• **Records supplied**
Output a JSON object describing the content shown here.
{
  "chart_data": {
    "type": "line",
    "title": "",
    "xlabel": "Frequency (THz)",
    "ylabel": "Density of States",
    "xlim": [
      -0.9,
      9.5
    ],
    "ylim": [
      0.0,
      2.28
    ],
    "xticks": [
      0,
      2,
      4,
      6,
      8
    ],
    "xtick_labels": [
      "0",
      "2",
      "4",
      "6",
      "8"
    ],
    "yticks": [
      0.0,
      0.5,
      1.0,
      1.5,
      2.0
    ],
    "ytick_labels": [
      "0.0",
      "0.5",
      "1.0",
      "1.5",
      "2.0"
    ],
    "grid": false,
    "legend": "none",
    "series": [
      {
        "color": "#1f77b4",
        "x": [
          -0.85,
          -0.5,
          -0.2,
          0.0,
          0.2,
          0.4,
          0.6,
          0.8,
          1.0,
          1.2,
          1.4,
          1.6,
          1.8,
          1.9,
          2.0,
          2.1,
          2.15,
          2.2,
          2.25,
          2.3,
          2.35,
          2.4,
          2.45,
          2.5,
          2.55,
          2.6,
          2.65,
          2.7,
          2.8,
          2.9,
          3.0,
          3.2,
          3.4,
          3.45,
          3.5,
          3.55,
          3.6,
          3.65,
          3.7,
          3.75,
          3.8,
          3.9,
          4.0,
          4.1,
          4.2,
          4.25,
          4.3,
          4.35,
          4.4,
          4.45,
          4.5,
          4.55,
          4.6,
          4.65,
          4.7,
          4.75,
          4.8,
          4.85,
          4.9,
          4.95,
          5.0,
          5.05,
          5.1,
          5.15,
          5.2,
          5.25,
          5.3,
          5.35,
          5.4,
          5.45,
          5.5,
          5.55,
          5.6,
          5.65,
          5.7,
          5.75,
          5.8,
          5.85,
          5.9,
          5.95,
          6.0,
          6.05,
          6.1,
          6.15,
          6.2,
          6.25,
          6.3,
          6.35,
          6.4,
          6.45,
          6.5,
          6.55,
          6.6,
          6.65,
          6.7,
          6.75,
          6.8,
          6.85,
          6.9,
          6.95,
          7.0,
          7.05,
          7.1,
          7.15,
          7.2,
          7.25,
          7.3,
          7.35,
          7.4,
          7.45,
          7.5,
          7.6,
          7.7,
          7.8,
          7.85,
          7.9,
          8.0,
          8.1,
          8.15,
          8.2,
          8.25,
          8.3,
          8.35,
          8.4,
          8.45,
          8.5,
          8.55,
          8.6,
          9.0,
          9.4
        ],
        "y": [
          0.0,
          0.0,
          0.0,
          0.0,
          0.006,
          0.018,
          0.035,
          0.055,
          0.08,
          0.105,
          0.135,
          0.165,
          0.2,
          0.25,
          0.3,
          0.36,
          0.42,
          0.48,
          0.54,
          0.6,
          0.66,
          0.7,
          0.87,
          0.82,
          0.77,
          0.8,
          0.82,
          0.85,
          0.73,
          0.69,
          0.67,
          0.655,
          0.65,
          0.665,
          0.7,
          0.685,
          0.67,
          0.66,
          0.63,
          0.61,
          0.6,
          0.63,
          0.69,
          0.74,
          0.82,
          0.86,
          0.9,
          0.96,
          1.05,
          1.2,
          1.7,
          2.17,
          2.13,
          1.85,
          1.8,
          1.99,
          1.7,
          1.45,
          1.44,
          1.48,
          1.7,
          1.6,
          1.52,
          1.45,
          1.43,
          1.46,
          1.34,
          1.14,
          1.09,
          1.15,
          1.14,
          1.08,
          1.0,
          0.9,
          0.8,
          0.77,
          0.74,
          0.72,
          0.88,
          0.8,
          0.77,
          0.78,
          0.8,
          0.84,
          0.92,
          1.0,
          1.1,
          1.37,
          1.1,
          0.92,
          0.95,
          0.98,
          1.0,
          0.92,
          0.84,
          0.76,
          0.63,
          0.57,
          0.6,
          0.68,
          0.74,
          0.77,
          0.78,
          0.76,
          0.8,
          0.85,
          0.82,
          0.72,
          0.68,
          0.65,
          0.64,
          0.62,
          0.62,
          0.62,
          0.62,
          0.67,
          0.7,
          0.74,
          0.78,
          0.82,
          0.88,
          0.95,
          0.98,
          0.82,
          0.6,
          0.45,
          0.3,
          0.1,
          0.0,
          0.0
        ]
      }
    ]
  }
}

• **Goal**
Extract all of the data exactly as written.

• **Solution to this exercise**
Output a JSON object describing the content shown here.
{
  "chart_data": {
    "type": "line",
    "title": "",
    "xlabel": "Frequency (THz)",
    "ylabel": "Density of States",
    "xlim": [
      -0.9,
      9.5
    ],
    "ylim": [
      0.0,
      2.28
    ],
    "xticks": [
      0,
      2,
      4,
      6,
      8
    ],
    "xtick_labels": [
      "0",
      "2",
      "4",
      "6",
      "8"
    ],
    "yticks": [
      0.0,
      0.5,
      1.0,
      1.5,
      2.0
    ],
    "ytick_labels": [
      "0.0",
      "0.5",
      "1.0",
      "1.5",
      "2.0"
    ],
    "grid": false,
    "legend": "none",
    "series": [
      {
        "color": "#1f77b4",
        "x": [
          -0.85,
          -0.5,
          -0.2,
          0.0,
          0.2,
          0.4,
          0.6,
          0.8,
          1.0,
          1.2,
          1.4,
          1.6,
          1.8,
          1.9,
          2.0,
          2.1,
          2.15,
          2.2,
          2.25,
          2.3,
          2.35,
          2.4,
          2.45,
          2.5,
          2.55,
          2.6,
          2.65,
          2.7,
          2.8,
          2.9,
          3.0,
          3.2,
          3.4,
          3.45,
          3.5,
          3.55,
          3.6,
          3.65,
          3.7,
          3.75,
          3.8,
          3.9,
          4.0,
          4.1,
          4.2,
          4.25,
          4.3,
          4.35,
          4.4,
          4.45,
          4.5,
          4.55,
          4.6,
          4.65,
          4.7,
          4.75,
          4.8,
          4.85,
          4.9,
          4.95,
          5.0,
          5.05,
          5.1,
          5.15,
          5.2,
          5.25,
          5.3,
          5.35,
          5.4,
          5.45,
          5.5,
          5.55,
          5.6,
          5.65,
          5.7,
          5.75,
          5.8,
          5.85,
          5.9,
          5.95,
          6.0,
          6.05,
          6.1,
          6.15,
          6.2,
          6.25,
          6.3,
          6.35,
          6.4,
          6.45,
          6.5,
          6.55,
          6.6,
          6.65,
          6.7,
          6.75,
          6.8,
          6.85,
          6.9,
          6.95,
          7.0,
          7.05,
          7.1,
          7.15,
          7.2,
          7.25,
          7.3,
          7.35,
          7.4,
          7.45,
          7.5,
          7.6,
          7.7,
          7.8,
          7.85,
          7.9,
          8.0,
          8.1,
          8.15,
          8.2,
          8.25,
          8.3,
          8.35,
          8.4,
          8.45,
          8.5,
          8.55,
          8.6,
          9.0,
          9.4
        ],
        "y": [
          0.0,
          0.0,
          0.0,
          0.0,
          0.006,
          0.018,
          0.035,
          0.055,
          0.08,
          0.105,
          0.135,
          0.165,
          0.2,
          0.25,
          0.3,
          0.36,
          0.42,
          0.48,
          0.54,
          0.6,
          0.66,
          0.7,
          0.87,
          0.82,
          0.77,
          0.8,
          0.82,
          0.85,
          0.73,
          0.69,
          0.67,
          0.655,
          0.65,
          0.665,
          0.7,
          0.685,
          0.67,
          0.66,
          0.63,
          0.61,
          0.6,
          0.63,
          0.69,
          0.74,
          0.82,
          0.86,
          0.9,
          0.96,
          1.05,
          1.2,
          1.7,
          2.17,
          2.13,
          1.85,
          1.8,
          1.99,
          1.7,
          1.45,
          1.44,
          1.48,
          1.7,
          1.6,
          1.52,
          1.45,
          1.43,
          1.46,
          1.34,
          1.14,
          1.09,
          1.15,
          1.14,
          1.08,
          1.0,
          0.9,
          0.8,
          0.77,
          0.74,
          0.72,
          0.88,
          0.8,
          0.77,
          0.78,
          0.8,
          0.84,
          0.92,
          1.0,
          1.1,
          1.37,
          1.1,
          0.92,
          0.95,
          0.98,
          1.0,
          0.92,
          0.84,
          0.76,
          0.63,
          0.57,
          0.6,
          0.68,
          0.74,
          0.77,
          0.78,
          0.76,
          0.8,
          0.85,
          0.82,
          0.72,
          0.68,
          0.65,
          0.64,
          0.62,
          0.62,
          0.62,
          0.62,
          0.67,
          0.7,
          0.74,
          0.78,
          0.82,
          0.88,
          0.95,
          0.98,
          0.82,
          0.6,
          0.45,
          0.3,
          0.1,
          0.0,
          0.0
        ]
      }
    ]
  }
}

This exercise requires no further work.